Given request:
Make an exact copy of all the data.

─── Records for processing

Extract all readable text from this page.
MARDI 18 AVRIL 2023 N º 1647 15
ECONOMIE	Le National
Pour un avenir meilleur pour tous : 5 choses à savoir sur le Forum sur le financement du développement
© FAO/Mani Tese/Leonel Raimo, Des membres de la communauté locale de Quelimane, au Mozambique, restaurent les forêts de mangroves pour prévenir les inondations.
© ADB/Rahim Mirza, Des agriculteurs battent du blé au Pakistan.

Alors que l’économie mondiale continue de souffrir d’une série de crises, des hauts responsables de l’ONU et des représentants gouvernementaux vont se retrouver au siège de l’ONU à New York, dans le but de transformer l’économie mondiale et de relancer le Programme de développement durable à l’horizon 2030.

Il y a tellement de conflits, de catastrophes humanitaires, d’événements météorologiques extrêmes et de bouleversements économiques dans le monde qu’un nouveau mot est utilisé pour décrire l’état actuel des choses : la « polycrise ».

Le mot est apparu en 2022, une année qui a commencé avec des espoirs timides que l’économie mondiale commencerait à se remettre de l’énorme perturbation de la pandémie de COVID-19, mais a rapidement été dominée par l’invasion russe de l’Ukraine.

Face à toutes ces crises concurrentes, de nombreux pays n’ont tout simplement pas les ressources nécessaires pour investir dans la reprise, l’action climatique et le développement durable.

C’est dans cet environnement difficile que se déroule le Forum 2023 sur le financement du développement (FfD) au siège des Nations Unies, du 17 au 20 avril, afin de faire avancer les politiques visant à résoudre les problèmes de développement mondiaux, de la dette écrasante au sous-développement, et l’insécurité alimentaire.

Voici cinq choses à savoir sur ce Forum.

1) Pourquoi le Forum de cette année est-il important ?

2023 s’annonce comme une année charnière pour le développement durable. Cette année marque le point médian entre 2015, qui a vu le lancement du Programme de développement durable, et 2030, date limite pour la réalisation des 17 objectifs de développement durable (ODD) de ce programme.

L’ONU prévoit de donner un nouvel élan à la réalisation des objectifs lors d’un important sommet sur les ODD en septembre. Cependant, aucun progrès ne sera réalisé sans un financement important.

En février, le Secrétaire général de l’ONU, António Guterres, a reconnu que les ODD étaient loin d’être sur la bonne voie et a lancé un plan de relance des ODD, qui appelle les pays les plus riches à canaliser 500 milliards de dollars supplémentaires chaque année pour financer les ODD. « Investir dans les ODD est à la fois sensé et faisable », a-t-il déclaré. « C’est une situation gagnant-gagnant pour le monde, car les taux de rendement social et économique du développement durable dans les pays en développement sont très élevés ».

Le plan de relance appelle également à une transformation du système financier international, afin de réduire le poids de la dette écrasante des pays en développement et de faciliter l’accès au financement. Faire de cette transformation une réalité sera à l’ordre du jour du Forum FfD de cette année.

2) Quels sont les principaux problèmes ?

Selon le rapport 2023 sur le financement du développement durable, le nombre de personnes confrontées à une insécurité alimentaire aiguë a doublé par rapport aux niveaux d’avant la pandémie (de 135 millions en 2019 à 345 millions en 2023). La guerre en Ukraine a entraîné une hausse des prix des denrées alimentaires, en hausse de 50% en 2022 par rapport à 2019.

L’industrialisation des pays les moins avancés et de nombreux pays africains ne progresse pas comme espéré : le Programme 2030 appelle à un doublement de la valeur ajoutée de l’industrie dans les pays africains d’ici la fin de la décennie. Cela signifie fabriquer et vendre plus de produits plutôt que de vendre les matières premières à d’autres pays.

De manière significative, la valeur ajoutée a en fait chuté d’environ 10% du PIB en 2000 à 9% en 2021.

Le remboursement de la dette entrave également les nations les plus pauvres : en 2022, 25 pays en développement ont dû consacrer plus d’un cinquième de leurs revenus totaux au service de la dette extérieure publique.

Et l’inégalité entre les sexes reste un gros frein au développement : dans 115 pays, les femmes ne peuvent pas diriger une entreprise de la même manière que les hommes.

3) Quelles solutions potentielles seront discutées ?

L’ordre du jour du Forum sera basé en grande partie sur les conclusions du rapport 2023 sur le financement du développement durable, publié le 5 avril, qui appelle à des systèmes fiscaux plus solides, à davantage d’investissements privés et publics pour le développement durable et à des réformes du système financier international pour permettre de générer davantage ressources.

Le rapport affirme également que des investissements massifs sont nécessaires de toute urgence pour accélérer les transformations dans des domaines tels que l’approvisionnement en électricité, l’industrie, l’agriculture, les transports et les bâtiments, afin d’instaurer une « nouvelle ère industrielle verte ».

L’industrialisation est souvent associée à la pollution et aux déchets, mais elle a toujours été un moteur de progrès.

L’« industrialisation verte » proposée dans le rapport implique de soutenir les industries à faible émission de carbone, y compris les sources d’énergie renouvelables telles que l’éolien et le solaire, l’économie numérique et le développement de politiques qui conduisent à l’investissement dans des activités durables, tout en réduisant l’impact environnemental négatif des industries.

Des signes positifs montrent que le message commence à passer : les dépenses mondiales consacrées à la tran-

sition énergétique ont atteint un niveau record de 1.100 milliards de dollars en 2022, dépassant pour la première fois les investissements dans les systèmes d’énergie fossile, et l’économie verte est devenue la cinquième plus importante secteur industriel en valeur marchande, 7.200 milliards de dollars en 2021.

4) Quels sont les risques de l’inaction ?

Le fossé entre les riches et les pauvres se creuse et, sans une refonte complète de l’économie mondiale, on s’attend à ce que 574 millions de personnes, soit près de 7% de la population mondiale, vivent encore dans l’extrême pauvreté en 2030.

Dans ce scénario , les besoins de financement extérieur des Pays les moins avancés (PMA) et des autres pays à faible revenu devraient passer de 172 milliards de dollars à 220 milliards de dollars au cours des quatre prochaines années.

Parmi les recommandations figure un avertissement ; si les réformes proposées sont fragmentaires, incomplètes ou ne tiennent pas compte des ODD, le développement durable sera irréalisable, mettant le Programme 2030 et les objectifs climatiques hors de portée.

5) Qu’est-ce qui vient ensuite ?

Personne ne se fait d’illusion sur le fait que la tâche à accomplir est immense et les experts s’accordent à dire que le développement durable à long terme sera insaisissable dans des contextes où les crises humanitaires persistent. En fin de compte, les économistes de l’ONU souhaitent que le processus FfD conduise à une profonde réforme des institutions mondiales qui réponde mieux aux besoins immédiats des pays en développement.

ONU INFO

──────

Solution below:
Extract all readable text from this page.
MARDI 18 AVRIL 2023 N º 1647 15
ECONOMIE	Le National
Pour un avenir meilleur pour tous : 5 choses à savoir sur le Forum sur le financement du développement
© FAO/Mani Tese/Leonel Raimo, Des membres de la communauté locale de Quelimane, au Mozambique, restaurent les forêts de mangroves pour prévenir les inondations.
© ADB/Rahim Mirza, Des agriculteurs battent du blé au Pakistan.

Alors que l’économie mondiale continue de souffrir d’une série de crises, des hauts responsables de l’ONU et des représentants gouvernementaux vont se retrouver au siège de l’ONU à New York, dans le but de transformer l’économie mondiale et de relancer le Programme de développement durable à l’horizon 2030.

Il y a tellement de conflits, de catastrophes humanitaires, d’événements météorologiques extrêmes et de bouleversements économiques dans le monde qu’un nouveau mot est utilisé pour décrire l’état actuel des choses : la « polycrise ».

Le mot est apparu en 2022, une année qui a commencé avec des espoirs timides que l’économie mondiale commencerait à se remettre de l’énorme perturbation de la pandémie de COVID-19, mais a rapidement été dominée par l’invasion russe de l’Ukraine.

Face à toutes ces crises concurrentes, de nombreux pays n’ont tout simplement pas les ressources nécessaires pour investir dans la reprise, l’action climatique et le développement durable.

C’est dans cet environnement difficile que se déroule le Forum 2023 sur le financement du développement (FfD) au siège des Nations Unies, du 17 au 20 avril, afin de faire avancer les politiques visant à résoudre les problèmes de développement mondiaux, de la dette écrasante au sous-développement, et l’insécurité alimentaire.

Voici cinq choses à savoir sur ce Forum.

1) Pourquoi le Forum de cette année est-il important ?

2023 s’annonce comme une année charnière pour le développement durable. Cette année marque le point médian entre 2015, qui a vu le lancement du Programme de développement durable, et 2030, date limite pour la réalisation des 17 objectifs de développement durable (ODD) de ce programme.

L’ONU prévoit de donner un nouvel élan à la réalisation des objectifs lors d’un important sommet sur les ODD en septembre. Cependant, aucun progrès ne sera réalisé sans un financement important.

En février, le Secrétaire général de l’ONU, António Guterres, a reconnu que les ODD étaient loin d’être sur la bonne voie et a lancé un plan de relance des ODD, qui appelle les pays les plus riches à canaliser 500 milliards de dollars supplémentaires chaque année pour financer les ODD. « Investir dans les ODD est à la fois sensé et faisable », a-t-il déclaré. « C’est une situation gagnant-gagnant pour le monde, car les taux de rendement social et économique du développement durable dans les pays en développement sont très élevés ».

Le plan de relance appelle également à une transformation du système financier international, afin de réduire le poids de la dette écrasante des pays en développement et de faciliter l’accès au financement. Faire de cette transformation une réalité sera à l’ordre du jour du Forum FfD de cette année.

2) Quels sont les principaux problèmes ?

Selon le rapport 2023 sur le financement du développement durable, le nombre de personnes confrontées à une insécurité alimentaire aiguë a doublé par rapport aux niveaux d’avant la pandémie (de 135 millions en 2019 à 345 millions en 2023). La guerre en Ukraine a entraîné une hausse des prix des denrées alimentaires, en hausse de 50% en 2022 par rapport à 2019.

L’industrialisation des pays les moins avancés et de nombreux pays africains ne progresse pas comme espéré : le Programme 2030 appelle à un doublement de la valeur ajoutée de l’industrie dans les pays africains d’ici la fin de la décennie. Cela signifie fabriquer et vendre plus de produits plutôt que de vendre les matières premières à d’autres pays.

De manière significative, la valeur ajoutée a en fait chuté d’environ 10% du PIB en 2000 à 9% en 2021.

Le remboursement de la dette entrave également les nations les plus pauvres : en 2022, 25 pays en développement ont dû consacrer plus d’un cinquième de leurs revenus totaux au service de la dette extérieure publique.

Et l’inégalité entre les sexes reste un gros frein au développement : dans 115 pays, les femmes ne peuvent pas diriger une entreprise de la même manière que les hommes.

3) Quelles solutions potentielles seront discutées ?

L’ordre du jour du Forum sera basé en grande partie sur les conclusions du rapport 2023 sur le financement du développement durable, publié le 5 avril, qui appelle à des systèmes fiscaux plus solides, à davantage d’investissements privés et publics pour le développement durable et à des réformes du système financier international pour permettre de générer davantage ressources.

Le rapport affirme également que des investissements massifs sont nécessaires de toute urgence pour accélérer les transformations dans des domaines tels que l’approvisionnement en électricité, l’industrie, l’agriculture, les transports et les bâtiments, afin d’instaurer une « nouvelle ère industrielle verte ».

L’industrialisation est souvent associée à la pollution et aux déchets, mais elle a toujours été un moteur de progrès.

L’« industrialisation verte » proposée dans le rapport implique de soutenir les industries à faible émission de carbone, y compris les sources d’énergie renouvelables telles que l’éolien et le solaire, l’économie numérique et le développement de politiques qui conduisent à l’investissement dans des activités durables, tout en réduisant l’impact environnemental négatif des industries.

Des signes positifs montrent que le message commence à passer : les dépenses mondiales consacrées à la tran-

sition énergétique ont atteint un niveau record de 1.100 milliards de dollars en 2022, dépassant pour la première fois les investissements dans les systèmes d’énergie fossile, et l’économie verte est devenue la cinquième plus importante secteur industriel en valeur marchande, 7.200 milliards de dollars en 2021.

4) Quels sont les risques de l’inaction ?

Le fossé entre les riches et les pauvres se creuse et, sans une refonte complète de l’économie mondiale, on s’attend à ce que 574 millions de personnes, soit près de 7% de la population mondiale, vivent encore dans l’extrême pauvreté en 2030.

Dans ce scénario , les besoins de financement extérieur des Pays les moins avancés (PMA) et des autres pays à faible revenu devraient passer de 172 milliards de dollars à 220 milliards de dollars au cours des quatre prochaines années.

Parmi les recommandations figure un avertissement ; si les réformes proposées sont fragmentaires, incomplètes ou ne tiennent pas compte des ODD, le développement durable sera irréalisable, mettant le Programme 2030 et les objectifs climatiques hors de portée.

5) Qu’est-ce qui vient ensuite ?

Personne ne se fait d’illusion sur le fait que la tâche à accomplir est immense et les experts s’accordent à dire que le développement durable à long terme sera insaisissable dans des contextes où les crises humanitaires persistent. En fin de compte, les économistes de l’ONU souhaitent que le processus FfD conduise à une profonde réforme des institutions mondiales qui réponde mieux aux besoins immédiats des pays en développement.

ONU INFO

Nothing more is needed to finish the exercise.